[Document excerpt start]

National Corndog Day is a celebration concerning basketball, the corn dog (A corn dog is usually a hot dog sausage coated in a thick layer of cornmeal batter), Tater Tots, and American beer that occurs in March of every year on the first Saturday of the NCAA Men's Division I Basketball Championship.

History 

National Corndog Day was inaugurated in 1992 in Corvallis, Oregon by Brady Sahnow and Henry Otley.  The first celebration was informal and involved only corndogs and basketball.  In subsequent years, National Corndog day was expanded to include tater tots and beer and gradually spread to other cities.  The celebration currently is sponsored by Foster Farms, a Livingston, California-based poultry producer, PBR, a US Midwest-based beer company, and Jones Soda.  Operations for National Corndog Day currently are governed by a board of directors consisting of event hosts (or "city captains") based in various cities in the United States.

By 2007, parties celebrating National Corndog Day occurred at 113 locations in more than 30 U.S. states, the District of Columbia and Australia. In 2008 participation increased to nearly 5, 000 parties on five continents, including one at McMurdo Station in Antarctica. In 2009 participation fell back to the trend line from the 2008 peak, with nearly 400 on March 21, 2009. National Corndog Day 2009 took place on Saturday, March 21st, 2009. That same year, musical artist and contest winner, Ben Brennan, wrote and performed the National Corndog Day theme song.  

On March 16, 2012, Oregon Governor John A. Kitzhaber issued a Proclamation declaring March 17, 2012 to be National Corndog Day.

[Document excerpt end]

• **Work to do**
In the passage on National Corndog Day, where and in what year was the celebration first held? The items that follow aren't needed for this.

[Supplied records start]

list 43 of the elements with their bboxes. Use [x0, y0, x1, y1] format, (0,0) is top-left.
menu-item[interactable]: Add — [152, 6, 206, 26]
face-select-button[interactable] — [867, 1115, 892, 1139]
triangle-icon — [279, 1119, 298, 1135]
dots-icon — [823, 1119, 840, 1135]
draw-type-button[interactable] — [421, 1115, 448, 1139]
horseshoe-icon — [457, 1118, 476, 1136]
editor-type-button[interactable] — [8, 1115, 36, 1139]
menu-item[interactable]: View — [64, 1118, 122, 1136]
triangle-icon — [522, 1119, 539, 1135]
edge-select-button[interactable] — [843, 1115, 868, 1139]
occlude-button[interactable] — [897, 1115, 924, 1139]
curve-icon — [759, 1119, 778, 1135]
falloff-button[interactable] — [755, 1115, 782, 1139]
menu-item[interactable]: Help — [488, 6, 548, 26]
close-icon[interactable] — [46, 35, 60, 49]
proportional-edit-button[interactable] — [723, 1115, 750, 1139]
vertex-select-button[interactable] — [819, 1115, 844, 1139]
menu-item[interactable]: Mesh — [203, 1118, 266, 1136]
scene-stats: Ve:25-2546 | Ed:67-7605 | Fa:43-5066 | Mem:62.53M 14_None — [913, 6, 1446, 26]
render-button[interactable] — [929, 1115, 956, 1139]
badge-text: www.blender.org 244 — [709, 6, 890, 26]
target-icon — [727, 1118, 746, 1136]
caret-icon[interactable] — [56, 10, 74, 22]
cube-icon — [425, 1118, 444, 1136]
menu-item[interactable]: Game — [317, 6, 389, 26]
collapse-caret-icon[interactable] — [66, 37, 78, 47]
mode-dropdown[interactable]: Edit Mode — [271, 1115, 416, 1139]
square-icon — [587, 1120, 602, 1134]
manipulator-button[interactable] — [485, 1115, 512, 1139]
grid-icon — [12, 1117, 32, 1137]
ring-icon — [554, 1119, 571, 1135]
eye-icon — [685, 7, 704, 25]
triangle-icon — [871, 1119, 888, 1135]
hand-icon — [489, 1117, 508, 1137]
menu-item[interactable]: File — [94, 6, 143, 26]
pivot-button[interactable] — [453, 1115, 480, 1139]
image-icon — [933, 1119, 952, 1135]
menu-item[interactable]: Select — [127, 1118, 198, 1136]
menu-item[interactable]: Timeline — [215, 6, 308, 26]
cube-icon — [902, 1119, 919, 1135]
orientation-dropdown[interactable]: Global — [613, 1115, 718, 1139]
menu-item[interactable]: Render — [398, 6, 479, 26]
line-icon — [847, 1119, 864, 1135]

[Supplied records end]

• **Task answer**
Corvallis, Oregon, in 1992.